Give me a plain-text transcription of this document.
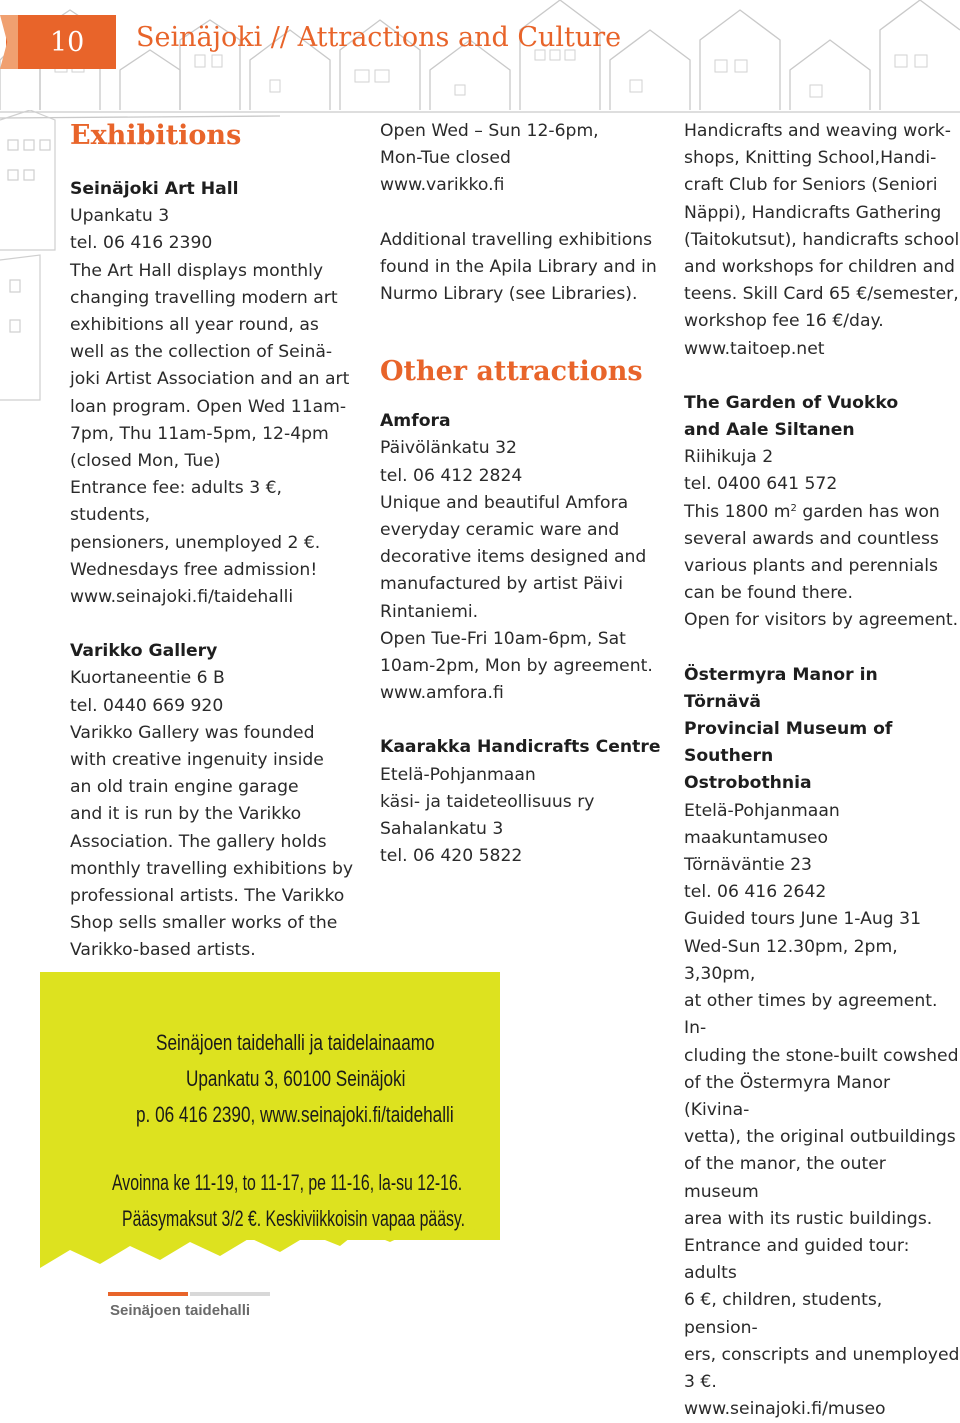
10 Seinäjoki // Attractions and Culture
Exhibitions

Seinäjoki Art Hall

Upankatu 3

tel. 06 416 2390

The Art Hall displays monthly

changing travelling modern art

exhibitions all year round, as

well as the collection of Seinä-

joki Artist Association and an art

loan program. Open Wed 11am-

7pm, Thu 11am-5pm, 12-4pm

(closed Mon, Tue)

Entrance fee: adults 3 €, students,

pensioners, unemployed 2 €.

Wednesdays free admission!

www.seinajoki.fi/taidehalli

Varikko Gallery

Kuortaneentie 6 B

tel. 0440 669 920

Varikko Gallery was founded

with creative ingenuity inside

an old train engine garage

and it is run by the Varikko

Association. The gallery holds

monthly travelling exhibitions by

professional artists. The Varikko

Shop sells smaller works of the

Varikko-based artists.

Open Wed – Sun 12-6pm,

Mon-Tue closed

www.varikko.fi

Additional travelling exhibitions

found in the Apila Library and in

Nurmo Library (see Libraries).

Other attractions

Amfora

Päivölänkatu 32

tel. 06 412 2824

Unique and beautiful Amfora

everyday ceramic ware and

decorative items designed and

manufactured by artist Päivi

Rintaniemi.

Open Tue-Fri 10am-6pm, Sat

10am-2pm, Mon by agreement.

www.amfora.fi

Kaarakka Handicrafts Centre

Etelä-Pohjanmaan

käsi- ja taideteollisuus ry

Sahalankatu 3

tel. 06 420 5822

Handicrafts and weaving work-

shops, Knitting School,Handi-

craft Club for Seniors (Seniori

Näppi), Handicrafts Gathering

(Taitokutsut), handicrafts school

and workshops for children and

teens. Skill Card 65 €/semester,

workshop fee 16 €/day.

www.taitoep.net

The Garden of Vuokko

and Aale Siltanen

Riihikuja 2

tel. 0400 641 572

This 1800 $m^2$ garden has won

several awards and countless

various plants and perennials

can be found there.

Open for visitors by agreement.

Östermyra Manor in Törnävä

Provincial Museum of Southern

Ostrobothnia

Etelä-Pohjanmaan

maakuntamuseo

Törnäväntie 23

tel. 06 416 2642

Guided tours June 1-Aug 31

Wed-Sun 12.30pm, 2pm, 3,30pm,

at other times by agreement. In-

cluding the stone-built cowshed

of the Östermyra Manor (Kivina-

vetta), the original outbuildings

of the manor, the outer museum

area with its rustic buildings.

Entrance and guided tour: adults

6 €, children, students, pension-

ers, conscripts and unemployed

3 €.

www.seinajoki.fi/museo

Seinäjoen taidehalli ja taidelainaamo
Upankatu 3, 60100 Seinäjoki
p. 06 416 2390, www.seinajoki.fi/taidehalli
Avoinna ke 11-19, to 11-17, pe 11-16, la-su 12-16.
Pääsymaksut 3/2 €. Keskiviikkoisin vapaa pääsy.
Seinäjoen taidehalli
──────────────────────────────
### Exercise description
Copy the listing over exactly, skipping the pictures it holds.

### Exercise response
Give me a plain-text transcription of this document.
10 Seinäjoki // Attractions and Culture
Exhibitions

Seinäjoki Art Hall

Upankatu 3

tel. 06 416 2390

The Art Hall displays monthly

changing travelling modern art

exhibitions all year round, as

well as the collection of Seinä-

joki Artist Association and an art

loan program. Open Wed 11am-

7pm, Thu 11am-5pm, 12-4pm

(closed Mon, Tue)

Entrance fee: adults 3 €, students,

pensioners, unemployed 2 €.

Wednesdays free admission!

www.seinajoki.fi/taidehalli

Varikko Gallery

Kuortaneentie 6 B

tel. 0440 669 920

Varikko Gallery was founded

with creative ingenuity inside

an old train engine garage

and it is run by the Varikko

Association. The gallery holds

monthly travelling exhibitions by

professional artists. The Varikko

Shop sells smaller works of the

Varikko-based artists.

Open Wed – Sun 12-6pm,

Mon-Tue closed

www.varikko.fi

Additional travelling exhibitions

found in the Apila Library and in

Nurmo Library (see Libraries).

Other attractions

Amfora

Päivölänkatu 32

tel. 06 412 2824

Unique and beautiful Amfora

everyday ceramic ware and

decorative items designed and

manufactured by artist Päivi

Rintaniemi.

Open Tue-Fri 10am-6pm, Sat

10am-2pm, Mon by agreement.

www.amfora.fi

Kaarakka Handicrafts Centre

Etelä-Pohjanmaan

käsi- ja taideteollisuus ry

Sahalankatu 3

tel. 06 420 5822

Handicrafts and weaving work-

shops, Knitting School,Handi-

craft Club for Seniors (Seniori

Näppi), Handicrafts Gathering

(Taitokutsut), handicrafts school

and workshops for children and

teens. Skill Card 65 €/semester,

workshop fee 16 €/day.

www.taitoep.net

The Garden of Vuokko

and Aale Siltanen

Riihikuja 2

tel. 0400 641 572

This 1800 $m^2$ garden has won

several awards and countless

various plants and perennials

can be found there.

Open for visitors by agreement.

Östermyra Manor in Törnävä

Provincial Museum of Southern

Ostrobothnia

Etelä-Pohjanmaan

maakuntamuseo

Törnäväntie 23

tel. 06 416 2642

Guided tours June 1-Aug 31

Wed-Sun 12.30pm, 2pm, 3,30pm,

at other times by agreement. In-

cluding the stone-built cowshed

of the Östermyra Manor (Kivina-

vetta), the original outbuildings

of the manor, the outer museum

area with its rustic buildings.

Entrance and guided tour: adults

6 €, children, students, pension-

ers, conscripts and unemployed

3 €.

www.seinajoki.fi/museo

Seinäjoen taidehalli ja taidelainaamo
Upankatu 3, 60100 Seinäjoki
p. 06 416 2390, www.seinajoki.fi/taidehalli
Avoinna ke 11-19, to 11-17, pe 11-16, la-su 12-16.
Pääsymaksut 3/2 €. Keskiviikkoisin vapaa pääsy.
Seinäjoen taidehalli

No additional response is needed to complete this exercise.